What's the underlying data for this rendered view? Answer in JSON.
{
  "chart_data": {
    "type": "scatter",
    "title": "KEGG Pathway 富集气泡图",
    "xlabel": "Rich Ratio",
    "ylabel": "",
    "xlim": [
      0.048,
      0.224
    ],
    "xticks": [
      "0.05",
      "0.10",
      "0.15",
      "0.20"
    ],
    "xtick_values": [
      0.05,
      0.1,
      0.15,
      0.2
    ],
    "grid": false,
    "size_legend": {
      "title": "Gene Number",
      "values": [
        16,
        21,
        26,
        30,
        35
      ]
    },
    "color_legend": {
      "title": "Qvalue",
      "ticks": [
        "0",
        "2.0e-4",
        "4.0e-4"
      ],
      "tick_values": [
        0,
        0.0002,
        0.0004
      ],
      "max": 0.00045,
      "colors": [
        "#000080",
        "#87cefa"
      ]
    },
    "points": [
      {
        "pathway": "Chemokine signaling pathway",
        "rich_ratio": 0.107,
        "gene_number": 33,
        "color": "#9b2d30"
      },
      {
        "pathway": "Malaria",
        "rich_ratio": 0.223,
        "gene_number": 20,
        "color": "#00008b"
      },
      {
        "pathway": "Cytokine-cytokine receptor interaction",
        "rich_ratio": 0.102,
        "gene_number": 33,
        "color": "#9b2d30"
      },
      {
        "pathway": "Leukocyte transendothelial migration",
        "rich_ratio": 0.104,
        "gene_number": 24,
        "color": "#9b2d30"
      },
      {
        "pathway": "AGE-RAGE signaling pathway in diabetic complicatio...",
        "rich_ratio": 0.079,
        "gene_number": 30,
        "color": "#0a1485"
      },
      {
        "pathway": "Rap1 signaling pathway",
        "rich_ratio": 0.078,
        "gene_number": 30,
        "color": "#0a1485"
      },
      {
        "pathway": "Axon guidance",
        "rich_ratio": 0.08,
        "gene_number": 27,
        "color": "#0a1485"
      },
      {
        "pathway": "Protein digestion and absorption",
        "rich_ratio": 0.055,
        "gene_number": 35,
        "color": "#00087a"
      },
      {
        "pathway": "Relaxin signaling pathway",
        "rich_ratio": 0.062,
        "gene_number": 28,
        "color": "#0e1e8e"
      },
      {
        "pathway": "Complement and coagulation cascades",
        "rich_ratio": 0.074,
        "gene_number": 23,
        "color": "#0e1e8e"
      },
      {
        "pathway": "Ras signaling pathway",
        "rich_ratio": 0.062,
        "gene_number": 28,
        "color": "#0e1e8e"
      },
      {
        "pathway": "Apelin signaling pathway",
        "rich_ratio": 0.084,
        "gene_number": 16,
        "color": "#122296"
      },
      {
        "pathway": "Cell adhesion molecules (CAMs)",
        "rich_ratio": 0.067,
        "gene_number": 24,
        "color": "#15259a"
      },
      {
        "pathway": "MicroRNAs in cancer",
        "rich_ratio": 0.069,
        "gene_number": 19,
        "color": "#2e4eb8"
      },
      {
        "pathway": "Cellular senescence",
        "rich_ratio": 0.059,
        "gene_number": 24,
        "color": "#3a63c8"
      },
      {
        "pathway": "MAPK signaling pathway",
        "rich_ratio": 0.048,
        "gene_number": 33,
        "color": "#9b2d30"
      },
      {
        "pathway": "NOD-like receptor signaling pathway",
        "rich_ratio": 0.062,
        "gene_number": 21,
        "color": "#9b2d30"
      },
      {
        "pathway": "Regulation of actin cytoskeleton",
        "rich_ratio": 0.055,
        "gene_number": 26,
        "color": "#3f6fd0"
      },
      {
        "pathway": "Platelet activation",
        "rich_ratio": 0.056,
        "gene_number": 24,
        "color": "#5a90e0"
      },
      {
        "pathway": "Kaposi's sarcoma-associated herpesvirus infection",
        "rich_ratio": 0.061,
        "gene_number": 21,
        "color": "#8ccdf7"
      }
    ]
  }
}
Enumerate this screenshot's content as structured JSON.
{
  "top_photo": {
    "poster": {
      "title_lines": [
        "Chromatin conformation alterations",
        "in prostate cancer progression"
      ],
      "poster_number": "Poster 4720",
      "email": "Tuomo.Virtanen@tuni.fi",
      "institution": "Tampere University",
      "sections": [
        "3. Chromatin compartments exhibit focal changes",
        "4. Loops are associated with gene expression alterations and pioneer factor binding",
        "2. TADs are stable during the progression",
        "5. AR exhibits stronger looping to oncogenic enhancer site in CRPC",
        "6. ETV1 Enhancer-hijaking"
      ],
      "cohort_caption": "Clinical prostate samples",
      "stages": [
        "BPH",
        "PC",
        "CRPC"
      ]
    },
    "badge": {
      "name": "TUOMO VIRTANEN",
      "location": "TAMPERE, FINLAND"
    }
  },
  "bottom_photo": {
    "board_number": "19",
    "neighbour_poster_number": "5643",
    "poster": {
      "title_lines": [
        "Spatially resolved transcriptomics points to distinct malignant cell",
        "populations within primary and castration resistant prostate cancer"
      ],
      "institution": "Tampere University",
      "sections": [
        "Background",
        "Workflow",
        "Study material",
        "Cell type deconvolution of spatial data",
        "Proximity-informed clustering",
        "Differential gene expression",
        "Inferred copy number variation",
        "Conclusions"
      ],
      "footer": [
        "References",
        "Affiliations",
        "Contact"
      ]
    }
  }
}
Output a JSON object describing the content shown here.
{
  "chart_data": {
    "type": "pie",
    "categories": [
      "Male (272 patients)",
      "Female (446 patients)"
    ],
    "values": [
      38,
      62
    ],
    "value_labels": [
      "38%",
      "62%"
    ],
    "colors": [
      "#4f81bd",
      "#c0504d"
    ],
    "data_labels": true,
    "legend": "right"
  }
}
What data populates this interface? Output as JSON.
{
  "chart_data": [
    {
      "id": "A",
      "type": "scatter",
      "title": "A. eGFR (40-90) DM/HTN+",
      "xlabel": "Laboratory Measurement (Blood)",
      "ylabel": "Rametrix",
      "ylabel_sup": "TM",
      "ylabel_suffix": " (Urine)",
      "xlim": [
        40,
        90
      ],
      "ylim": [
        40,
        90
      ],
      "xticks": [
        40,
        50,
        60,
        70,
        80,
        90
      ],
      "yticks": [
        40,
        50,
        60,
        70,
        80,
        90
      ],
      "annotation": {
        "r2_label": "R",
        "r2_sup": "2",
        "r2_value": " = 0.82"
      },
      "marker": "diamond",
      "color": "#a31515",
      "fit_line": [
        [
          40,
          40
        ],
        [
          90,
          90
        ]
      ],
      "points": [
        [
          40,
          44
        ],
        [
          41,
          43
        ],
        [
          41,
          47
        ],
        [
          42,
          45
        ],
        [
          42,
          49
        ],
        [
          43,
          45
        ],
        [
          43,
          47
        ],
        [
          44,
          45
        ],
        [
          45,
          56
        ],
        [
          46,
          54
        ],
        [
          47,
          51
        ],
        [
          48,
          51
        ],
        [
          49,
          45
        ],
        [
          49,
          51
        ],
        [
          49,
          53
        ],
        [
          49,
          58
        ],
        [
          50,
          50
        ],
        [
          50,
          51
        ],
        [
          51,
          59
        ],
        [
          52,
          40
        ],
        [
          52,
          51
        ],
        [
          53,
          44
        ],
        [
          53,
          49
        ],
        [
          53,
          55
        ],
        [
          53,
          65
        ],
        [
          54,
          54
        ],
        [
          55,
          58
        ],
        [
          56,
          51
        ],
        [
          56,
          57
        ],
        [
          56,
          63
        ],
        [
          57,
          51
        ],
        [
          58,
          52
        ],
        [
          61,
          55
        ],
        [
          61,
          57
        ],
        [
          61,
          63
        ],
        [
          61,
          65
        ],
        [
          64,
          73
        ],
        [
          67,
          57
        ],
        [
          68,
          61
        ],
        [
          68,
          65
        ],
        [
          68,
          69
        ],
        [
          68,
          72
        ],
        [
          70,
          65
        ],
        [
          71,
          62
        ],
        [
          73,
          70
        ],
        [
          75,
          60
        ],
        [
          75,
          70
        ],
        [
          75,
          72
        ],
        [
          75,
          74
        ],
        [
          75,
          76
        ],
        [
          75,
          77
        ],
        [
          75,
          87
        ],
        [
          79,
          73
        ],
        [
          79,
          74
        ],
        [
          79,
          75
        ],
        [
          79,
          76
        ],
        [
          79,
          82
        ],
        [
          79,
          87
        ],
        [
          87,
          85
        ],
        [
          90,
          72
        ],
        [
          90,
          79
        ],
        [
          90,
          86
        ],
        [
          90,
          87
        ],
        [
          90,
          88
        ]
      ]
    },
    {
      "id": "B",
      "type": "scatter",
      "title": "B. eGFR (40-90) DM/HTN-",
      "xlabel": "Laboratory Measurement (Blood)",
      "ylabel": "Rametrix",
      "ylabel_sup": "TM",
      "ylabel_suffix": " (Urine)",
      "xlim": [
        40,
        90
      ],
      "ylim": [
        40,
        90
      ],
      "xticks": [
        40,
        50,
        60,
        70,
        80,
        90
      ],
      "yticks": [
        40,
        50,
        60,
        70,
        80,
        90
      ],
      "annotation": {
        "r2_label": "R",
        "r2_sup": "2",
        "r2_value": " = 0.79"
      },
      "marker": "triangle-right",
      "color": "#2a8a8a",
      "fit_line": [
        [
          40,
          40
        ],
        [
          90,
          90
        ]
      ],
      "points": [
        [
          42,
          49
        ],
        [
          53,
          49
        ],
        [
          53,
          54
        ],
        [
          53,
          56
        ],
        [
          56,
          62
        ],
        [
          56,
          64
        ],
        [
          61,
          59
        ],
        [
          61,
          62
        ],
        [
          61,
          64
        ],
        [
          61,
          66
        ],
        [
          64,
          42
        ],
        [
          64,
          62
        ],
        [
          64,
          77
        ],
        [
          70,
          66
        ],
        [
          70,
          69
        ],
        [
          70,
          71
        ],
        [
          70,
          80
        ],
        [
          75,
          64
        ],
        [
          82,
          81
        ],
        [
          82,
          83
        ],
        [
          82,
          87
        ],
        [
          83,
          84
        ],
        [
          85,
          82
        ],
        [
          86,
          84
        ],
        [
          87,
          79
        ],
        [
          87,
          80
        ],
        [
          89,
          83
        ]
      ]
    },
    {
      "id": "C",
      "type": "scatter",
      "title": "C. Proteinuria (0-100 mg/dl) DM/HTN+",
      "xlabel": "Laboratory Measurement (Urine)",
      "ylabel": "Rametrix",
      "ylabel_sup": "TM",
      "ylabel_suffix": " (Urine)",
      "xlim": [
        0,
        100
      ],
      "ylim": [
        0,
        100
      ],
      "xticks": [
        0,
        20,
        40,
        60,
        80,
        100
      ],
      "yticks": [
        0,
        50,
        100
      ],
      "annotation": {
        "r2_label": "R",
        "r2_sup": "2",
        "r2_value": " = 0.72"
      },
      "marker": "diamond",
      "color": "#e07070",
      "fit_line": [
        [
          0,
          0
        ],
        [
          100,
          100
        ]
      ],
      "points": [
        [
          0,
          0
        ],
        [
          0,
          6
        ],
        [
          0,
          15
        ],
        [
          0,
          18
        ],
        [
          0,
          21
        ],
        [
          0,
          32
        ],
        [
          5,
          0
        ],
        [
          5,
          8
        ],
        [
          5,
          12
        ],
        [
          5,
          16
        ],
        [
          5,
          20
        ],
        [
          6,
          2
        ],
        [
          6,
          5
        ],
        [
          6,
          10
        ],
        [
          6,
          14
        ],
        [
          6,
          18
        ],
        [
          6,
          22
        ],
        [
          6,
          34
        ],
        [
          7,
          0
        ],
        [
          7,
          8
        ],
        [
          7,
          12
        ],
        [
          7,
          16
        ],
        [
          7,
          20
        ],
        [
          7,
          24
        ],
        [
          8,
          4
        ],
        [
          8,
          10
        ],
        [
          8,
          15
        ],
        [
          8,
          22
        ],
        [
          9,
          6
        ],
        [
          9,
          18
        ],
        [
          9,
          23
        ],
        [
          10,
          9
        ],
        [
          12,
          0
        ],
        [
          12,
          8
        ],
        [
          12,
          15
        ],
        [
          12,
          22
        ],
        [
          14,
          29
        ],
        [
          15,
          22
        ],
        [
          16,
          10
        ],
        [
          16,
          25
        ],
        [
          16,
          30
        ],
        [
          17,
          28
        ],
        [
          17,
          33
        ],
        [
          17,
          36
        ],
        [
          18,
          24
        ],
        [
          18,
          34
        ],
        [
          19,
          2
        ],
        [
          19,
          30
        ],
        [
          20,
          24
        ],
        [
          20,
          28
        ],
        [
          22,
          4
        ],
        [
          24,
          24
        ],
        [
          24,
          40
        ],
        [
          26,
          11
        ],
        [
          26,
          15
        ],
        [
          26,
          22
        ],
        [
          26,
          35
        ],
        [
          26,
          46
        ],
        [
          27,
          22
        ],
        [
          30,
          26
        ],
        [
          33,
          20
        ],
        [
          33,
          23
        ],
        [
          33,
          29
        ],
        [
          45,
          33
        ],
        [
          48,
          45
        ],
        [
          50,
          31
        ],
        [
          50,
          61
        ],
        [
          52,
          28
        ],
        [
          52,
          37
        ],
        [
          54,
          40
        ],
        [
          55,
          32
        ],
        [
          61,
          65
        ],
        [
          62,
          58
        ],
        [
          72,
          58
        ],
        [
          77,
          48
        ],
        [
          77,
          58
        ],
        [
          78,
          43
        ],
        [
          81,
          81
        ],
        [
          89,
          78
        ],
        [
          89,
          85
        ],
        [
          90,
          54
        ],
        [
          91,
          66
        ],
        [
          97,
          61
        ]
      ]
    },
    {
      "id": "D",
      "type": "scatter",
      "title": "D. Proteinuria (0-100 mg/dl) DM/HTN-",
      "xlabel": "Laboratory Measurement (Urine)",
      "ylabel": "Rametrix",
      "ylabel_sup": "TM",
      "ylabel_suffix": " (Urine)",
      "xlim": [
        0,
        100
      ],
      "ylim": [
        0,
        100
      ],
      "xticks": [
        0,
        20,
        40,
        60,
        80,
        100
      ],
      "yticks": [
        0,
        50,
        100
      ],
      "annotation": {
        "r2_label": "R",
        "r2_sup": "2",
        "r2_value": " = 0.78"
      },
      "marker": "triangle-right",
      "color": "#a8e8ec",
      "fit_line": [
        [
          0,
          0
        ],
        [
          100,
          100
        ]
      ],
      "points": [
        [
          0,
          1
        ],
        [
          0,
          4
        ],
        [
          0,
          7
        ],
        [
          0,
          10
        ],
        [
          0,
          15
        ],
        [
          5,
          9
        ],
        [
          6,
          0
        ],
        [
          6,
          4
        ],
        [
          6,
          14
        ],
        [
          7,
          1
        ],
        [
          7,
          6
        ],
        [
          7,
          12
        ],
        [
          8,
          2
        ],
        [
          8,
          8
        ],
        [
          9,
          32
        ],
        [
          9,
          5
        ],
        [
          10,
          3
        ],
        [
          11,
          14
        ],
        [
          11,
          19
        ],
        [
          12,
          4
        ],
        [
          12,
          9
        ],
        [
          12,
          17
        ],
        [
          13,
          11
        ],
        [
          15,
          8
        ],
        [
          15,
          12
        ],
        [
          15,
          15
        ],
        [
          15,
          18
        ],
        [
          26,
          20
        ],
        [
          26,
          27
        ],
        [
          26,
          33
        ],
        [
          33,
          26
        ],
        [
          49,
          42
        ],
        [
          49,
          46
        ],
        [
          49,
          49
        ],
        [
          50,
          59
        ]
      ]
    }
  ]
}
_____
What you will do:
In the material above, how many lines include the word "eGFR"? State that number alone.

Written response:
2